Dudu Georgescu (born 1 September 1950) is a retired Romanian footballer who played as a forward and a former coach.

Club career
Dudu Georgescu was born in Bucharest on 1 September 1950. He started his career at Progresul București, making his Divizia A debut in a 3–0 victory against Universitatea Craiova in which he played as a central defender. After playing for Progresul in the first two leagues for a few years, he went to play for a short while at CSM Reșița, where he scored 7 goals in 12 Divizia A games, including a double in a 4–1 victory against Dinamo București, which convinced The Red Dogs to transfer him. His Dinamo București spell, consisted of 10 Divizia A seasons in which he won four league titles in which he was the team's top goalscorer in the first three and one cup in which he scored two goals in the 1982 final which ended with a 3–2 victory against FC Baia Mare. Georgescu also made some notable individual performances as being four consecutive times from 1975 until 1978 the Divizia A top goalscorer, winning also the European Golden Shoe in 1975 (33 goals) and 1977 (47 goals) for the top goalscorer of Europe. Georgescu won the Romanian Footballer of the Year award in 1976 and was nominated three times for the Ballon d'Or. With 207 goals scored (including 9 in the derby against Steaua București) in 260 Divizia A matches, Georgescu is Dinamo București's all time leading goalscorer, he also played 23 matches and scored 17 goals in European competitions for the club. After his period spent at Dinamo București, Georgescu went to play for Bacău, Gloria Buzău and Flacăra Moreni, obtaining a record of 252 goals scored in 371 Divizia A games. Georgescu ended his career in 1988 after playing two seasons in Divizia C for Muscelul Câmpulung and Unirea Urziceni.

International career
Dudu Georgescu played 40 matches and scored 21 goals for Romania (44/21 including Romania's Olympic team games), making his debut on 14 September 1973 under coach Valentin Stănescu in Romania's biggest ever victory, a 9–0 against Finland, in which he scored one goal at the 1974 World Cup qualifiers. He scored four goals in five matches at the Euro 1976 qualifiers, made three appearances in which he scored two goals at the 1977–80 Balkan Cup, played four games and scored two goals at the 1978 World Cup qualifiers, two appearances and two goals scored in a 2–2 against Spain at the Euro 1980 qualifiers and made one appearance at each of the 1982 World Cup qualifiers and the 1984 Euro qualifiers. Georgescu's last game for the national team was a friendly which ended with a 1–0 victory against China.

• [Data excerpt]
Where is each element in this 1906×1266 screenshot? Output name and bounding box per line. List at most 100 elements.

• [The tasks]
A: According to the passage on Dudu Georgescu, in what year did he win the Romanian Footballer of the Year award?
B: Transcribe the portion of the passage on Dudu Georgescu that opens with "International career" and closes with "victory against China.".

• [Responses in order]
A: 1976

B:
International career
Dudu Georgescu played 40 matches and scored 21 goals for Romania (44/21 including Romania's Olympic team games), making his debut on 14 September 1973 under coach Valentin Stănescu in Romania's biggest ever victory, a 9–0 against Finland, in which he scored one goal at the 1974 World Cup qualifiers. He scored four goals in five matches at the Euro 1976 qualifiers, made three appearances in which he scored two goals at the 1977–80 Balkan Cup, played four games and scored two goals at the 1978 World Cup qualifiers, two appearances and two goals scored in a 2–2 against Spain at the Euro 1980 qualifiers and made one appearance at each of the 1982 World Cup qualifiers and the 1984 Euro qualifiers. Georgescu's last game for the national team was a friendly which ended with a 1–0 victory against China.